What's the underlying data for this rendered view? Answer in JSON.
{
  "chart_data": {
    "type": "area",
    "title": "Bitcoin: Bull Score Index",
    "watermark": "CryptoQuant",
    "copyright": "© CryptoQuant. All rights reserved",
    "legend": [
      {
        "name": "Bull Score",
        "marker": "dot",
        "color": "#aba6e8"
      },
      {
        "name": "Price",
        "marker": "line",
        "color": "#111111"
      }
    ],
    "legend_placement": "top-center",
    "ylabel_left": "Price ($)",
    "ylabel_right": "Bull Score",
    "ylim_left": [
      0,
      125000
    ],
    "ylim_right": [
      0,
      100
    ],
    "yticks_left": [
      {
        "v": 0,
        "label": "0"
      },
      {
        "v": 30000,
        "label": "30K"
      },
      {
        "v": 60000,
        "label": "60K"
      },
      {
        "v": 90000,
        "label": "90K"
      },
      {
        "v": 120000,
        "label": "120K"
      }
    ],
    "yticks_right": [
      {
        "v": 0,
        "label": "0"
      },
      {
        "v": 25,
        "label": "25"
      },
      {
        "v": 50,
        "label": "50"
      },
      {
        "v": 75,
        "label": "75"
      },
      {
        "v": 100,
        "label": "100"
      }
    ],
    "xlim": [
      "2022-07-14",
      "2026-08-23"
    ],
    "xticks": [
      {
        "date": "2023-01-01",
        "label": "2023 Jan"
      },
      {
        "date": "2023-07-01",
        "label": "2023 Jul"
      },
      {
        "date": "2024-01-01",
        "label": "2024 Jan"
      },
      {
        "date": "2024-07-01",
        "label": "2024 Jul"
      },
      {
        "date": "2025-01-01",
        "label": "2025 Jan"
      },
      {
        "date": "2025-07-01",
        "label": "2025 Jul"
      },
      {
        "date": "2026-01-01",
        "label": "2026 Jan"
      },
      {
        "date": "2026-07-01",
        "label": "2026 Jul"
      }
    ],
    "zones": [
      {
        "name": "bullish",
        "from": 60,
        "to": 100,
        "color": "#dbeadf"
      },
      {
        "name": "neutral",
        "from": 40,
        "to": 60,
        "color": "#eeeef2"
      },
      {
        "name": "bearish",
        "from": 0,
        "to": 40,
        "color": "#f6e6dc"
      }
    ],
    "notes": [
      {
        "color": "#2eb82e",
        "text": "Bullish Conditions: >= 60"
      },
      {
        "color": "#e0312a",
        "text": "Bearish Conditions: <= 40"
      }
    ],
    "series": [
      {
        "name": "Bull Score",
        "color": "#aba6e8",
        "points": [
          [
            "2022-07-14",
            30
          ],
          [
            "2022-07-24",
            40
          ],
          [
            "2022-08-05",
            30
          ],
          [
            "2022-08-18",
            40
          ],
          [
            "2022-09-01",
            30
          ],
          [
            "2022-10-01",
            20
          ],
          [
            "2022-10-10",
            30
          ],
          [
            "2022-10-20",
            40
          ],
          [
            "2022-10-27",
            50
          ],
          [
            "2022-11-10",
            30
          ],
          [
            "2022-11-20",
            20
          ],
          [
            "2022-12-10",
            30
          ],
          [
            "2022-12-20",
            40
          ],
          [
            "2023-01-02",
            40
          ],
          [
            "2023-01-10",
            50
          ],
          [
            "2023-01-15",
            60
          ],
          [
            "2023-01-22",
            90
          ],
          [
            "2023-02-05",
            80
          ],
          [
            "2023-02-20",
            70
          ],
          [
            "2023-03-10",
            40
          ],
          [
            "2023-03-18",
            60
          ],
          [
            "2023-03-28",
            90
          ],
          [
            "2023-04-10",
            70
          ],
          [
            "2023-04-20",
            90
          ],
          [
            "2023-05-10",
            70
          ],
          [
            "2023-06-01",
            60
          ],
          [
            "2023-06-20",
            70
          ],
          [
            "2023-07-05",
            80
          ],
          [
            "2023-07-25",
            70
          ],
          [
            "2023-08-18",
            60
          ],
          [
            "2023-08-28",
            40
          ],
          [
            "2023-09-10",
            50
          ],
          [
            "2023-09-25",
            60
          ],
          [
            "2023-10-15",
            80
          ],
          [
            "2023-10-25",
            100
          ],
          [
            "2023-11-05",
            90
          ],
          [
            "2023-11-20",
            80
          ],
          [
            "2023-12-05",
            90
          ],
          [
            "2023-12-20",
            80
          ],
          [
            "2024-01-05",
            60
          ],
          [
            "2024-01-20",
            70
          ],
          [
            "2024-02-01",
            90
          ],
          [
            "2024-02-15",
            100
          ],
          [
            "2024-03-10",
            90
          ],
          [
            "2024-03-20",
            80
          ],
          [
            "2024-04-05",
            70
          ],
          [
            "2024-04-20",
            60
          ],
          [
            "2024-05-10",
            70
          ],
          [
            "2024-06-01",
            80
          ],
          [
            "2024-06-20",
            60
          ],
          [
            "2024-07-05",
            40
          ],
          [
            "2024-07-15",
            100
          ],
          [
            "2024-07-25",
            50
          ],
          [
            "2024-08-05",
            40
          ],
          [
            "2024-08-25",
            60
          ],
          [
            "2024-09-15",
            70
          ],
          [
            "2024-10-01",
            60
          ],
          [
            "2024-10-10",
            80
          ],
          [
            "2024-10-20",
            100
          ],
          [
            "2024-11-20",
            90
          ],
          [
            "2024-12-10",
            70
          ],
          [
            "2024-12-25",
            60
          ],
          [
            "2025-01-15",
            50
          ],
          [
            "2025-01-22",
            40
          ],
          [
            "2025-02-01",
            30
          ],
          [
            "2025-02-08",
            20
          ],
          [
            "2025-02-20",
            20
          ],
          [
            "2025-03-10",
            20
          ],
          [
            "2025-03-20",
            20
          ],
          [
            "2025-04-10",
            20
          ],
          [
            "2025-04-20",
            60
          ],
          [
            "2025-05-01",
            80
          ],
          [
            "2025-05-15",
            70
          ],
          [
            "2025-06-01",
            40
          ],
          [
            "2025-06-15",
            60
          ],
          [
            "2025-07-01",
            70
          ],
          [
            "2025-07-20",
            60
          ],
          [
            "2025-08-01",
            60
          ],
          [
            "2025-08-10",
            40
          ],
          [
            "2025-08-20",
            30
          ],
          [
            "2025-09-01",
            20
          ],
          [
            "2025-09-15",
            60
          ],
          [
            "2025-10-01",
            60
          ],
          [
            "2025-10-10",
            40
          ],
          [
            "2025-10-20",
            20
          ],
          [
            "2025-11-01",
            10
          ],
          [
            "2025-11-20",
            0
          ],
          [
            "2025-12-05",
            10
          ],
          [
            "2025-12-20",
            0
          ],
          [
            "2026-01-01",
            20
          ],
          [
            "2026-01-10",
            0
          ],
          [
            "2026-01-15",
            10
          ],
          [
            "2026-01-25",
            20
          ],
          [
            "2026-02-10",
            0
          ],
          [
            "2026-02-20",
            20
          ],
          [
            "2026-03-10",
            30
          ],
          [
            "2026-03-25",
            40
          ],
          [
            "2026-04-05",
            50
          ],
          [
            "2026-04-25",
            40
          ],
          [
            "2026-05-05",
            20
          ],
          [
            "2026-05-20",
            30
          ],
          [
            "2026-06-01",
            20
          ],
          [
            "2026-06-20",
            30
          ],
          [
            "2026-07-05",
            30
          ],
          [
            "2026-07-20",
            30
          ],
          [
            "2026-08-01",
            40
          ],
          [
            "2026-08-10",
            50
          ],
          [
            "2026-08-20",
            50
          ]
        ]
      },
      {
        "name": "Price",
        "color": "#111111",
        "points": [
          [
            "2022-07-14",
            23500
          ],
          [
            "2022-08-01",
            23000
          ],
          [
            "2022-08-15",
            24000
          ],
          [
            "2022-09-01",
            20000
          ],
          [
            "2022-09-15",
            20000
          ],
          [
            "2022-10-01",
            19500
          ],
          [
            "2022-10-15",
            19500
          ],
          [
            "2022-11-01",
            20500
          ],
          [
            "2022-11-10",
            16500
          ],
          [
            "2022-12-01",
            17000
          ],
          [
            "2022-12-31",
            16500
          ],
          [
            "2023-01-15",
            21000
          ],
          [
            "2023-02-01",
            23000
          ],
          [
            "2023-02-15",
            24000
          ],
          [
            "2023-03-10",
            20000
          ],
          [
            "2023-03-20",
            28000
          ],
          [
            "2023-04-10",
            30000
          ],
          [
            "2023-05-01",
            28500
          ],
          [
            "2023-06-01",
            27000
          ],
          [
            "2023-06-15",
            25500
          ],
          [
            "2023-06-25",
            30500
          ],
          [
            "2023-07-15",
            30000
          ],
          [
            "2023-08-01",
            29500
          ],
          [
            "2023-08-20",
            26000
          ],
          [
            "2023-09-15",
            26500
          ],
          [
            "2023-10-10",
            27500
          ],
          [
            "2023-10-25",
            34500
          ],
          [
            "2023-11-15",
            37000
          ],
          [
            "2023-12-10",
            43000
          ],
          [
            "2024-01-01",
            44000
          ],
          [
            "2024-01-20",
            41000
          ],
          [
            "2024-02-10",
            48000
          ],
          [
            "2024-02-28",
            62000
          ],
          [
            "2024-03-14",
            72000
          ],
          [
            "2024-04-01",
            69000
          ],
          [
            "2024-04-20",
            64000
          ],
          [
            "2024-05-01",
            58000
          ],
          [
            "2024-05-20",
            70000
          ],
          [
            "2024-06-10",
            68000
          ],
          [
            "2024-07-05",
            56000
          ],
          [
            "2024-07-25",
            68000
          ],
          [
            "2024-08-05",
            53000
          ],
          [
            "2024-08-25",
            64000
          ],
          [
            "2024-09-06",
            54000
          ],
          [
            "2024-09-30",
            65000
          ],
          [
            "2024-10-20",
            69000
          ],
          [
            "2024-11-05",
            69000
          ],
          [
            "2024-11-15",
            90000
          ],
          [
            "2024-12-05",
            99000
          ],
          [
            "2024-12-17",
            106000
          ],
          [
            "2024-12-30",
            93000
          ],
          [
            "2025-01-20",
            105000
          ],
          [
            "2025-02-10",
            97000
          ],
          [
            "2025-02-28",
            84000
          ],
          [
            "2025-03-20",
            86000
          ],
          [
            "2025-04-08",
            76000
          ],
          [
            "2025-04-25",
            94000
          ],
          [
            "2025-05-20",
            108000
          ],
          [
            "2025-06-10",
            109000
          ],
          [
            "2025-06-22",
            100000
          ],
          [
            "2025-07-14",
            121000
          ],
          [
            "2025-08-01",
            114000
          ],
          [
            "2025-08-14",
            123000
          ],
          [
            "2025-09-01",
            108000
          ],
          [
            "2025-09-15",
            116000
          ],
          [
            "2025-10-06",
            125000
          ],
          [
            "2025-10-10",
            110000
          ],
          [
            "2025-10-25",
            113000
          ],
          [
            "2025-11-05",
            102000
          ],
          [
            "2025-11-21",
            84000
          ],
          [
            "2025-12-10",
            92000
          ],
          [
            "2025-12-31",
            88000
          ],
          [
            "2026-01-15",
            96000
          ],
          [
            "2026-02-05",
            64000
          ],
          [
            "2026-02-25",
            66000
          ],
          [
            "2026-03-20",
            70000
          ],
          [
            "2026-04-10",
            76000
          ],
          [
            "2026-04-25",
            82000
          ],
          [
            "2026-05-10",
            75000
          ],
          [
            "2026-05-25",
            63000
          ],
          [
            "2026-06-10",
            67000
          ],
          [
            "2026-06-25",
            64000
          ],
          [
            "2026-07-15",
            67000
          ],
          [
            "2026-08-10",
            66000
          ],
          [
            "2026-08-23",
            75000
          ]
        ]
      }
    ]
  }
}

What is needed
Return all lines of the material above in which the word "Conditions" occurs.

Complete output
        "text": "Bullish Conditions: >= 60"
        "text": "Bearish Conditions: <= 40"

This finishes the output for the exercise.